▶ [Given data]
______________________________

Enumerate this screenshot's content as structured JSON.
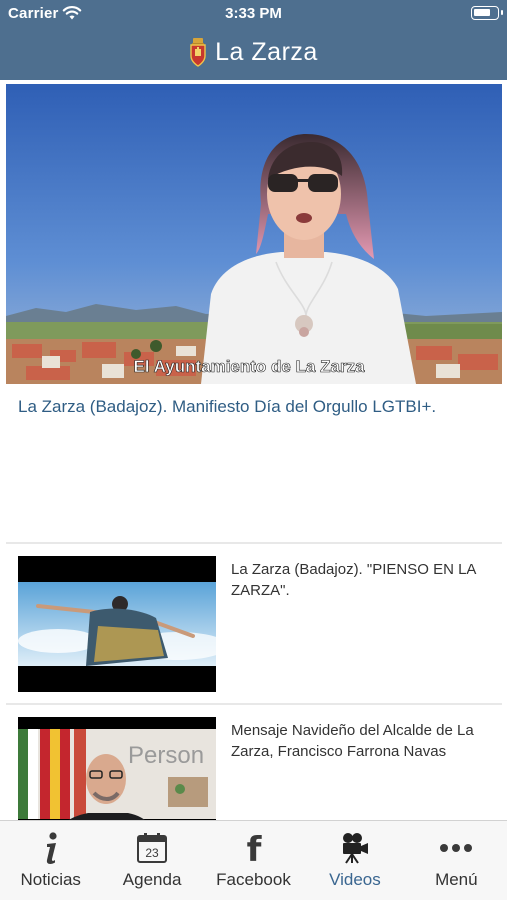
{
  "status_bar": {
    "carrier": "Carrier",
    "time": "3:33 PM",
    "battery_level": 0.75
  },
  "header": {
    "title": "La Zarza",
    "crest_icon": "coat-of-arms-icon"
  },
  "featured": {
    "overlay_caption": "El Ayuntamiento de La Zarza",
    "title": "La Zarza (Badajoz). Manifiesto Día del Orgullo LGTBI+."
  },
  "videos": [
    {
      "title": "La Zarza (Badajoz). \"PIENSO EN LA ZARZA\"."
    },
    {
      "title": "Mensaje Navideño del Alcalde de La Zarza, Francisco Farrona Navas",
      "thumb_text": "Person"
    }
  ],
  "tabs": [
    {
      "label": "Noticias",
      "icon": "info-icon"
    },
    {
      "label": "Agenda",
      "icon": "calendar-icon",
      "icon_text": "23"
    },
    {
      "label": "Facebook",
      "icon": "facebook-icon",
      "icon_text": "f"
    },
    {
      "label": "Videos",
      "icon": "video-camera-icon",
      "active": true
    },
    {
      "label": "Menú",
      "icon": "more-icon"
    }
  ],
  "colors": {
    "header_bg": "#4e6f8f",
    "accent": "#3a6690",
    "link": "#2f5d84"
  }
}
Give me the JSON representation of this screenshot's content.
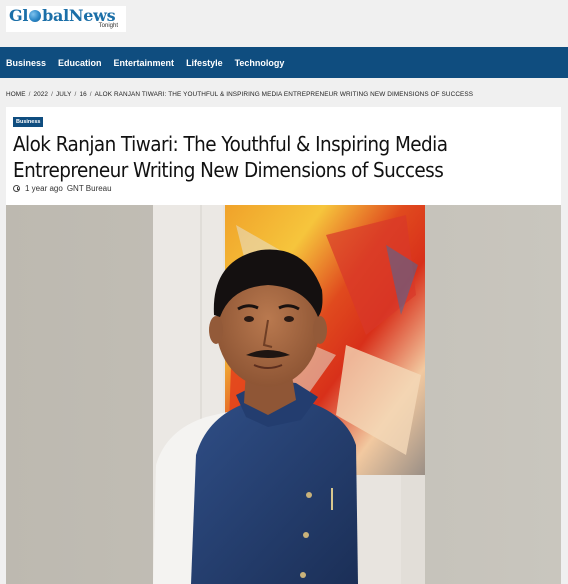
{
  "site": {
    "logo_prefix": "Gl",
    "logo_suffix": "balNews",
    "logo_sub": "Tonight"
  },
  "nav": {
    "items": [
      "Business",
      "Education",
      "Entertainment",
      "Lifestyle",
      "Technology"
    ]
  },
  "breadcrumb": {
    "items": [
      "HOME",
      "2022",
      "JULY",
      "16",
      "ALOK RANJAN TIWARI: THE YOUTHFUL & INSPIRING MEDIA ENTREPRENEUR WRITING NEW DIMENSIONS OF SUCCESS"
    ],
    "separator": "/"
  },
  "article": {
    "category": "Business",
    "title_line1": "Alok Ranjan Tiwari: The Youthful & Inspiring Media",
    "title_line2": "Entrepreneur Writing New Dimensions of Success",
    "time_ago": "1 year ago",
    "author": "GNT Bureau",
    "image_icon": "portrait-photo"
  },
  "colors": {
    "brand_blue": "#0f4d7f",
    "logo_blue": "#1b6fa8",
    "background": "#f0f0f0"
  }
}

______________________________

▶ [Short exercise] Pick out lines containing the word "screenshot", each one as written.

▶ [Worked answer]
Enumerate this screenshot's content as structured JSON.
Give me the JSON representation of this screenshot's content.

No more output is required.